Give only the number of lines in these records that contain the word "montré".
— begin Records supplied —
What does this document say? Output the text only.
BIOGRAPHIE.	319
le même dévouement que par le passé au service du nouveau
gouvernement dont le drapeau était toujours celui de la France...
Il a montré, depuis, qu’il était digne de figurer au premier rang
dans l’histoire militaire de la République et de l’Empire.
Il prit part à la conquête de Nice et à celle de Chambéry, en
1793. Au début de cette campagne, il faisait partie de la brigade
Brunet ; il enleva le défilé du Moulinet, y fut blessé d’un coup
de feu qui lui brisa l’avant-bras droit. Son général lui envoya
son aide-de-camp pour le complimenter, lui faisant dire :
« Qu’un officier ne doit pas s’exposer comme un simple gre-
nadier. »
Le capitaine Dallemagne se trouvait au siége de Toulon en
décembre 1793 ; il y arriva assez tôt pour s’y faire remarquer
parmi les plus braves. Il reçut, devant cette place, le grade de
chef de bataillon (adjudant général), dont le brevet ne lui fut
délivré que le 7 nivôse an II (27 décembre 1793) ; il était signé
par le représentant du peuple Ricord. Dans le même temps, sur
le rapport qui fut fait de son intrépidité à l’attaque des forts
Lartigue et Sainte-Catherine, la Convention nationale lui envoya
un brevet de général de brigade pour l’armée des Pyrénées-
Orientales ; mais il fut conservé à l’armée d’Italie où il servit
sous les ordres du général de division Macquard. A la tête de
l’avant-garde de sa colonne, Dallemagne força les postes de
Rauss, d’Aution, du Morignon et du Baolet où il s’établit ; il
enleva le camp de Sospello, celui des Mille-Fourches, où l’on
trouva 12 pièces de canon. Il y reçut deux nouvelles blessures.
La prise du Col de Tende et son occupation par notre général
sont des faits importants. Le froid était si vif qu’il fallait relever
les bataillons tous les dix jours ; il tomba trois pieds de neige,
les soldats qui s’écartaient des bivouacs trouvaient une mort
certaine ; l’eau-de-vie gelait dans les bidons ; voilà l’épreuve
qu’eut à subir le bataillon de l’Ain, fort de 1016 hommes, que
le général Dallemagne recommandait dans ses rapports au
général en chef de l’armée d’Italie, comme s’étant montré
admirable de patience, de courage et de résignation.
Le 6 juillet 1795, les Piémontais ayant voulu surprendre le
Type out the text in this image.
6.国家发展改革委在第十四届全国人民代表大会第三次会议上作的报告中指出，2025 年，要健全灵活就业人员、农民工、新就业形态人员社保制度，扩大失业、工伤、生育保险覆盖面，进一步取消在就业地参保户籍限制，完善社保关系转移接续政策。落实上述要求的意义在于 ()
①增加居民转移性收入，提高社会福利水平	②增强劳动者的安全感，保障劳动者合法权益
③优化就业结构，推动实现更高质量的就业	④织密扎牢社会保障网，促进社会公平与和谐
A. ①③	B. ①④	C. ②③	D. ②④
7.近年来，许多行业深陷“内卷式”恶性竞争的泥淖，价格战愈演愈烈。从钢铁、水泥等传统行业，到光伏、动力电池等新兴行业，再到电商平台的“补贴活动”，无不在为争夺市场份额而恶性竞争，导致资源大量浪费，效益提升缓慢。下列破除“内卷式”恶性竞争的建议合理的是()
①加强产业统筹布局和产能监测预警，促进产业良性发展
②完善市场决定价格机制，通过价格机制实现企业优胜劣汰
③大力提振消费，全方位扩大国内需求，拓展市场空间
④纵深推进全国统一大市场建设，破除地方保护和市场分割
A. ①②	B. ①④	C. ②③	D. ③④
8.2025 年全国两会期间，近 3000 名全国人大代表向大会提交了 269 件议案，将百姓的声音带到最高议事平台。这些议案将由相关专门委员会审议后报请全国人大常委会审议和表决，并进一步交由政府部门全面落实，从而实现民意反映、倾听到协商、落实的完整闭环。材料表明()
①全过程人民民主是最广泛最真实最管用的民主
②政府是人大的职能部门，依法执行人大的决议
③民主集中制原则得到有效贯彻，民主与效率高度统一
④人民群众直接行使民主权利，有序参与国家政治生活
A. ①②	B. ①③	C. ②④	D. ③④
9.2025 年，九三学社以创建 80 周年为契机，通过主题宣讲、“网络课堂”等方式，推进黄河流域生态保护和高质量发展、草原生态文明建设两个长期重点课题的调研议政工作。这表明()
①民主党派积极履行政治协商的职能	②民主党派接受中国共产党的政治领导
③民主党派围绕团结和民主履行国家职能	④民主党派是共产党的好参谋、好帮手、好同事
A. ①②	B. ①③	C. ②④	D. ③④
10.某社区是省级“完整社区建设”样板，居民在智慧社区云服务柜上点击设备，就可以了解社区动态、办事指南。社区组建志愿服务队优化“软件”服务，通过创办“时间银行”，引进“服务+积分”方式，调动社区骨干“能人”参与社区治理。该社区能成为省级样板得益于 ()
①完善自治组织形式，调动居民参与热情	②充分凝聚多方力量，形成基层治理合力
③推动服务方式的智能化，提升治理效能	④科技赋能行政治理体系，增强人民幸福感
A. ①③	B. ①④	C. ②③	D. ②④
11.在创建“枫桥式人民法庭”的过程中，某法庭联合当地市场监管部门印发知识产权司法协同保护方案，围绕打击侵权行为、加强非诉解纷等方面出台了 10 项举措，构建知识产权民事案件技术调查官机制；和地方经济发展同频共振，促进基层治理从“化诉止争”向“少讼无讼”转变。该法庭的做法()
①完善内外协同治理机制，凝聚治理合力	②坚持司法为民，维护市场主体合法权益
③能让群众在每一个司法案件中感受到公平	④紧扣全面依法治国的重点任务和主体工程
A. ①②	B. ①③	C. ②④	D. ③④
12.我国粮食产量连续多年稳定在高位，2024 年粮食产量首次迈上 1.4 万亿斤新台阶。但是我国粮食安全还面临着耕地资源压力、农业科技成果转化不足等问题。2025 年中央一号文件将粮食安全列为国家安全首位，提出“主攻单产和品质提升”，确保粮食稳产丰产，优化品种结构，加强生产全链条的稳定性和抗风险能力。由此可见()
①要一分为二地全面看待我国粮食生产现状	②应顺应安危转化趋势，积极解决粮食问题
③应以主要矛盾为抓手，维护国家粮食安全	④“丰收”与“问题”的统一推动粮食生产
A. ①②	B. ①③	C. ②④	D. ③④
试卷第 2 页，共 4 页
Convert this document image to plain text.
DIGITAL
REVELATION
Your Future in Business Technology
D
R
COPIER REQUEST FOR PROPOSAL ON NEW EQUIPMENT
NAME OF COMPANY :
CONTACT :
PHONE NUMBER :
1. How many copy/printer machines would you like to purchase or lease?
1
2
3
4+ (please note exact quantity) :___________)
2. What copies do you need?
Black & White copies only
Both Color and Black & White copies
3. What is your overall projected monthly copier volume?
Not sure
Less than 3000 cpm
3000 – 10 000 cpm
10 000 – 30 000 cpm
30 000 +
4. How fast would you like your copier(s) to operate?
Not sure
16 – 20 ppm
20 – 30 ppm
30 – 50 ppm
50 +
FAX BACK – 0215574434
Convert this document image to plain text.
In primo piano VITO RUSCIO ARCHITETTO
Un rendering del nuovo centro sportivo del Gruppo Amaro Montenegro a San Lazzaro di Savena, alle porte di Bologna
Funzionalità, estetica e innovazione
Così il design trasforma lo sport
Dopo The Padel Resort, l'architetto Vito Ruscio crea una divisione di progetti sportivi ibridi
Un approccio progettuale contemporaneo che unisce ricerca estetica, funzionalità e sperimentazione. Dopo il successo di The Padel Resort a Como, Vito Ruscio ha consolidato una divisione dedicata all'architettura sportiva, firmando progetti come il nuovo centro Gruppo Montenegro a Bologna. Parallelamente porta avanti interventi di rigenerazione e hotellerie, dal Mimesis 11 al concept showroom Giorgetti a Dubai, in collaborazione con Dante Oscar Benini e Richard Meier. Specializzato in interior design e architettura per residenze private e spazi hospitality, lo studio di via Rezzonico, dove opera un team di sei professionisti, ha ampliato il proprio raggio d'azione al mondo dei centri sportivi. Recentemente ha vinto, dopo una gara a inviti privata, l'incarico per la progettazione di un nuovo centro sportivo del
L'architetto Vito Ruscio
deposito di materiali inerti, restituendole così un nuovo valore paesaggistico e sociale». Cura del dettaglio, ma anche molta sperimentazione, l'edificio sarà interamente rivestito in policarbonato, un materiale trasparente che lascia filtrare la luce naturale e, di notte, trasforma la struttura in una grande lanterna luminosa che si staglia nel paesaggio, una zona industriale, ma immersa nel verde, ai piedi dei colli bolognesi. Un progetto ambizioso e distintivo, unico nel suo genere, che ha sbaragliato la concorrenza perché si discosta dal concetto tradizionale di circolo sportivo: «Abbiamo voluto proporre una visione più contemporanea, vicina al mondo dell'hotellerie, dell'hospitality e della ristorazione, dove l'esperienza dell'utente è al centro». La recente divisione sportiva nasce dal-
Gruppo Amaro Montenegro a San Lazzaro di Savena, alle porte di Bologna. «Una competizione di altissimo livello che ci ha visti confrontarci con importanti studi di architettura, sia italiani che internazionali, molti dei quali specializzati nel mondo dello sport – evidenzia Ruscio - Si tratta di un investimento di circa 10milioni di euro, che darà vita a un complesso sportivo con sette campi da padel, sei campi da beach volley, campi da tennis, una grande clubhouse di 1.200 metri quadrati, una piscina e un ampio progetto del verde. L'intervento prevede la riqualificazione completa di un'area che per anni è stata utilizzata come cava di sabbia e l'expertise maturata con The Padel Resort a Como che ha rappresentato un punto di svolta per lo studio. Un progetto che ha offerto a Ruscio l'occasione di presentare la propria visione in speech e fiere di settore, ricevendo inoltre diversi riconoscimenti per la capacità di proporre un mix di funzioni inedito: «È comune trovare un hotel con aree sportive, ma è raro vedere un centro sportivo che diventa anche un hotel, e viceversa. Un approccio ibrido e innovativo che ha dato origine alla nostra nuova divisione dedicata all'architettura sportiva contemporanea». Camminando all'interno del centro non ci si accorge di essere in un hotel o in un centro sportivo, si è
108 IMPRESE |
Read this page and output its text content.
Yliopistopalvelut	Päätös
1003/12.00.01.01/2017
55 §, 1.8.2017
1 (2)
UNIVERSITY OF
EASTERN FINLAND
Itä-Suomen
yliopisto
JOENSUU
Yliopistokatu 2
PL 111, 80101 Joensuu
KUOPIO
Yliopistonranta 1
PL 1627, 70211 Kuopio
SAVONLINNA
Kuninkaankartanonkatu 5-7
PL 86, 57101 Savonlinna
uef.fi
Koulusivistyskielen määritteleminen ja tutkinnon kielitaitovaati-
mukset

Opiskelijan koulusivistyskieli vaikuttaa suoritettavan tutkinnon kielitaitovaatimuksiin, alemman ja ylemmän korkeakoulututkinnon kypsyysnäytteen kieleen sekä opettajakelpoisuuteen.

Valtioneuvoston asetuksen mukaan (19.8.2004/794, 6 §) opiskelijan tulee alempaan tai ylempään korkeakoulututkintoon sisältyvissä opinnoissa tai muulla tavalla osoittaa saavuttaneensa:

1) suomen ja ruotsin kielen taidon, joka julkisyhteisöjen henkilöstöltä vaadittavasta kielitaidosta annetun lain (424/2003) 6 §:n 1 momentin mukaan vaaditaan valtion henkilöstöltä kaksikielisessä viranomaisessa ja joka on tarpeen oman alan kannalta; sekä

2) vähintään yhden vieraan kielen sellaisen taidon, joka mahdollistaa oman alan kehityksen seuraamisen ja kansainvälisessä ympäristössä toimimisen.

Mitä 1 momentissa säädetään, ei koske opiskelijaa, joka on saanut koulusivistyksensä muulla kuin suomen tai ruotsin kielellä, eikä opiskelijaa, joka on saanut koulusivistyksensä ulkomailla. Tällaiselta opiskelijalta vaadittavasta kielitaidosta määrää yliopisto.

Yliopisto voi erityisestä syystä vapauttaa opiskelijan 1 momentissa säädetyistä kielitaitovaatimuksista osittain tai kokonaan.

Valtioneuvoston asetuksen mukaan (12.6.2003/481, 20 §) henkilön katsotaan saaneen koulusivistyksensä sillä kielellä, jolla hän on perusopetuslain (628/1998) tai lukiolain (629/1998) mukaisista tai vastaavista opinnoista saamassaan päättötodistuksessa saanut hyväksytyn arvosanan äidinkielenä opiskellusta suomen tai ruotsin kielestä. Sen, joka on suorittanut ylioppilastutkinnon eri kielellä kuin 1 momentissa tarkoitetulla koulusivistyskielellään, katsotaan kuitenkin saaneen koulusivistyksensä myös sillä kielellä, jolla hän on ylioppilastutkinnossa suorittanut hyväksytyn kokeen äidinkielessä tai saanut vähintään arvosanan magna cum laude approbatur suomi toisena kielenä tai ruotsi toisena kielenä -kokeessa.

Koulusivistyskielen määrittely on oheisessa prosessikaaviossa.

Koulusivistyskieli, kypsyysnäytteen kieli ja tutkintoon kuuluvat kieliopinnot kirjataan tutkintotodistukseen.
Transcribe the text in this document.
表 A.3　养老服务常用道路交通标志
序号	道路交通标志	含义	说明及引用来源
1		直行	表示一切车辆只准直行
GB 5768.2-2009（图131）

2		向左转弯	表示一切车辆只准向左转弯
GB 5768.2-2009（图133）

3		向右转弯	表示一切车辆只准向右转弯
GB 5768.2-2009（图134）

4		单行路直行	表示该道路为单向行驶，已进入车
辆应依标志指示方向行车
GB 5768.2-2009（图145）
— end Records supplied —
(Output of the exercise)
2